» **Exercise requirements**
From the material below, copy each line that holds the word "disproportionate".

── Entries shown ──

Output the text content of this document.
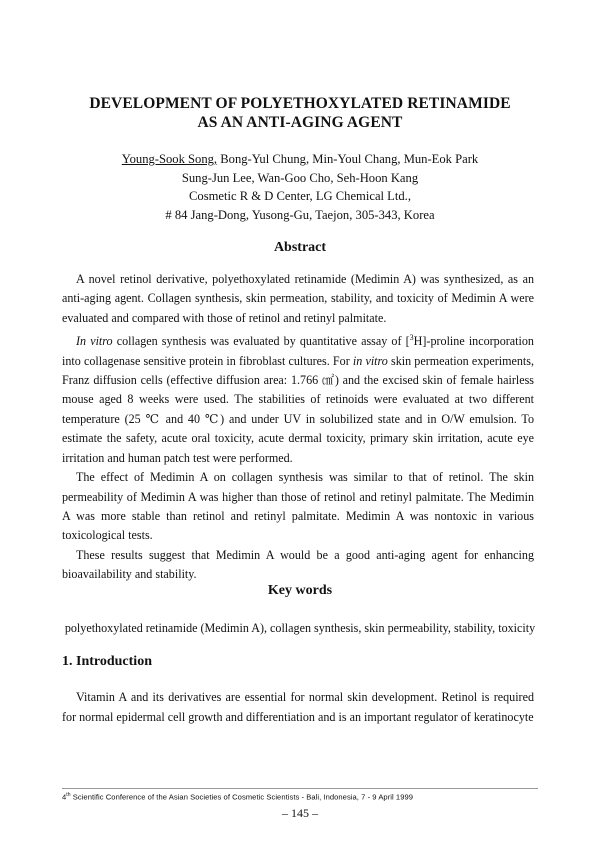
DEVELOPMENT OF POLYETHOXYLATED RETINAMIDE
AS AN ANTI-AGING AGENT
Young-Sook Song, Bong-Yul Chung, Min-Youl Chang, Mun-Eok Park
Sung-Jun Lee, Wan-Goo Cho, Seh-Hoon Kang
Cosmetic R & D Center, LG Chemical Ltd.,
# 84 Jang-Dong, Yusong-Gu, Taejon, 305-343, Korea
Abstract

A novel retinol derivative, polyethoxylated retinamide (Medimin A) was synthesized, as an anti-aging agent. Collagen synthesis, skin permeation, stability, and toxicity of Medimin A were evaluated and compared with those of retinol and retinyl palmitate.

In vitro collagen synthesis was evaluated by quantitative assay of [$^3$H]-proline incorporation into collagenase sensitive protein in fibroblast cultures. For in vitro skin permeation experiments, Franz diffusion cells (effective diffusion area: 1.766 ㎠) and the excised skin of female hairless mouse aged 8 weeks were used. The stabilities of retinoids were evaluated at two different temperature (25 ℃ and 40 ℃) and under UV in solubilized state and in O/W emulsion. To estimate the safety, acute oral toxicity, acute dermal toxicity, primary skin irritation, acute eye irritation and human patch test were performed.

The effect of Medimin A on collagen synthesis was similar to that of retinol. The skin permeability of Medimin A was higher than those of retinol and retinyl palmitate. The Medimin A was more stable than retinol and retinyl palmitate. Medimin A was nontoxic in various toxicological tests.

These results suggest that Medimin A would be a good anti-aging agent for enhancing bioavailability and stability.

Key words
polyethoxylated retinamide (Medimin A), collagen synthesis, skin permeability, stability, toxicity
1. Introduction

Vitamin A and its derivatives are essential for normal skin development. Retinol is required for normal epidermal cell growth and differentiation and is an important regulator of keratinocyte

4th Scientific Conference of the Asian Societies of Cosmetic Scientists - Bali, Indonesia, 7 - 9 April 1999
– 145 –
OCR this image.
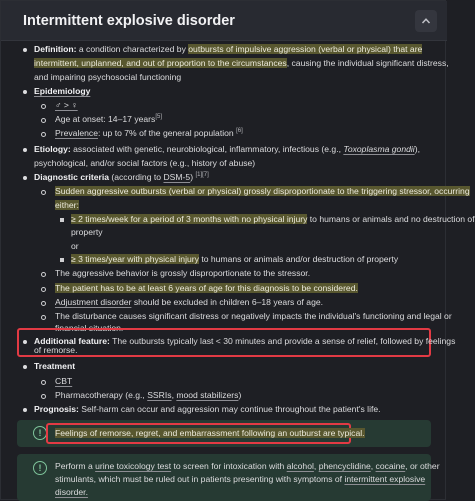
Intermittent explosive disorder
Definition: a condition characterized by outbursts of impulsive aggression (verbal or physical) that are
intermittent, unplanned, and out of proportion to the circumstances, causing the individual significant distress,
and impairing psychosocial functioning
Epidemiology
♂ > ♀
Age at onset: 14–17 years[5]
Prevalence: up to 7% of the general population [6]
Etiology: associated with genetic, neurobiological, inflammatory, infectious (e.g., Toxoplasma gondii),
psychological, and/or social factors (e.g., history of abuse)
Diagnostic criteria (according to DSM-5) [1][7]
Sudden aggressive outbursts (verbal or physical) grossly disproportionate to the triggering stressor, occurring
either:
≥ 2 times/week for a period of 3 months with no physical injury to humans or animals and no destruction of
property
or
≥ 3 times/year with physical injury to humans or animals and/or destruction of property
The aggressive behavior is grossly disproportionate to the stressor.
The patient has to be at least 6 years of age for this diagnosis to be considered.
Adjustment disorder should be excluded in children 6–18 years of age.
The disturbance causes significant distress or negatively impacts the individual's functioning and legal or
financial situation.
Additional feature: The outbursts typically last < 30 minutes and provide a sense of relief, followed by feelings
of remorse.
Treatment
CBT
Pharmacotherapy (e.g., SSRIs, mood stabilizers)
Prognosis: Self-harm can occur and aggression may continue throughout the patient's life.
!	Feelings of remorse, regret, and embarrassment following an outburst are typical.
!	Perform a urine toxicology test to screen for intoxication with alcohol, phencyclidine, cocaine, or other
stimulants, which must be ruled out in patients presenting with symptoms of intermittent explosive
disorder.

───

» **Solution to this problem**
Sudden aggressive outbursts (verbal or physical) grossly disproportionate to the triggering stressor, occurring
The aggressive behavior is grossly disproportionate to the stressor.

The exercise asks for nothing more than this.